Extract the listing below in full, unchanged.

__________________________________________________

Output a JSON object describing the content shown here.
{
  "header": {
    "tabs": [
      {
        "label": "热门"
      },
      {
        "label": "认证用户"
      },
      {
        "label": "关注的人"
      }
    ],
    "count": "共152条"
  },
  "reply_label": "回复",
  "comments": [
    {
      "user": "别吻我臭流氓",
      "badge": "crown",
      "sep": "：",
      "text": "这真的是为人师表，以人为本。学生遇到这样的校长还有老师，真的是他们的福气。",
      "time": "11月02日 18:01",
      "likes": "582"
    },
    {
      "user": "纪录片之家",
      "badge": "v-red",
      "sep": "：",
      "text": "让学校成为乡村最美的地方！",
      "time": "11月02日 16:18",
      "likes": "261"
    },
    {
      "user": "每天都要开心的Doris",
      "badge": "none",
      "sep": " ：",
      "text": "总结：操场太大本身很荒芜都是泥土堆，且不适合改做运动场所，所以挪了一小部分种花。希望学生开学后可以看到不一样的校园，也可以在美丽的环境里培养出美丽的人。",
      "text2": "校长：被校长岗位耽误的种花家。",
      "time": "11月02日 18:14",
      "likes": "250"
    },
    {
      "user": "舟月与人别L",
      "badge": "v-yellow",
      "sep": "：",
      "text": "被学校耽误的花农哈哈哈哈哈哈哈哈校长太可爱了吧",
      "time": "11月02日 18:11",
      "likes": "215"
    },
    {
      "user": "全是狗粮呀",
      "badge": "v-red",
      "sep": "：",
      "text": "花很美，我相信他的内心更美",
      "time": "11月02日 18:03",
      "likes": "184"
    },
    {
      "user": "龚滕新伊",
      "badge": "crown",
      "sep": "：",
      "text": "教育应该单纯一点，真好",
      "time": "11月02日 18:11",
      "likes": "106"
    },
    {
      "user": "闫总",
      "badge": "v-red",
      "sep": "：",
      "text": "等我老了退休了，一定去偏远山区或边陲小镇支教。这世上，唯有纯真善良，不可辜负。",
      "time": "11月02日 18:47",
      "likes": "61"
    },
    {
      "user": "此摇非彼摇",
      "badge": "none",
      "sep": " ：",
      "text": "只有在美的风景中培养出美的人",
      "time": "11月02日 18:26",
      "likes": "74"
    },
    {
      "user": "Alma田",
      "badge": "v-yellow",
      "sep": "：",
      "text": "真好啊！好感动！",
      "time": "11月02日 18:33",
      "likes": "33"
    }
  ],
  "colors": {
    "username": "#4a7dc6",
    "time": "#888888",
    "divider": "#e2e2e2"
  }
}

__________________________________________________

**In response**:
Output a JSON object describing the content shown here.
{
  "header": {
    "tabs": [
      {
        "label": "热门"
      },
      {
        "label": "认证用户"
      },
      {
        "label": "关注的人"
      }
    ],
    "count": "共152条"
  },
  "reply_label": "回复",
  "comments": [
    {
      "user": "别吻我臭流氓",
      "badge": "crown",
      "sep": "：",
      "text": "这真的是为人师表，以人为本。学生遇到这样的校长还有老师，真的是他们的福气。",
      "time": "11月02日 18:01",
      "likes": "582"
    },
    {
      "user": "纪录片之家",
      "badge": "v-red",
      "sep": "：",
      "text": "让学校成为乡村最美的地方！",
      "time": "11月02日 16:18",
      "likes": "261"
    },
    {
      "user": "每天都要开心的Doris",
      "badge": "none",
      "sep": " ：",
      "text": "总结：操场太大本身很荒芜都是泥土堆，且不适合改做运动场所，所以挪了一小部分种花。希望学生开学后可以看到不一样的校园，也可以在美丽的环境里培养出美丽的人。",
      "text2": "校长：被校长岗位耽误的种花家。",
      "time": "11月02日 18:14",
      "likes": "250"
    },
    {
      "user": "舟月与人别L",
      "badge": "v-yellow",
      "sep": "：",
      "text": "被学校耽误的花农哈哈哈哈哈哈哈哈校长太可爱了吧",
      "time": "11月02日 18:11",
      "likes": "215"
    },
    {
      "user": "全是狗粮呀",
      "badge": "v-red",
      "sep": "：",
      "text": "花很美，我相信他的内心更美",
      "time": "11月02日 18:03",
      "likes": "184"
    },
    {
      "user": "龚滕新伊",
      "badge": "crown",
      "sep": "：",
      "text": "教育应该单纯一点，真好",
      "time": "11月02日 18:11",
      "likes": "106"
    },
    {
      "user": "闫总",
      "badge": "v-red",
      "sep": "：",
      "text": "等我老了退休了，一定去偏远山区或边陲小镇支教。这世上，唯有纯真善良，不可辜负。",
      "time": "11月02日 18:47",
      "likes": "61"
    },
    {
      "user": "此摇非彼摇",
      "badge": "none",
      "sep": " ：",
      "text": "只有在美的风景中培养出美的人",
      "time": "11月02日 18:26",
      "likes": "74"
    },
    {
      "user": "Alma田",
      "badge": "v-yellow",
      "sep": "：",
      "text": "真好啊！好感动！",
      "time": "11月02日 18:33",
      "likes": "33"
    }
  ],
  "colors": {
    "username": "#4a7dc6",
    "time": "#888888",
    "divider": "#e2e2e2"
  }
}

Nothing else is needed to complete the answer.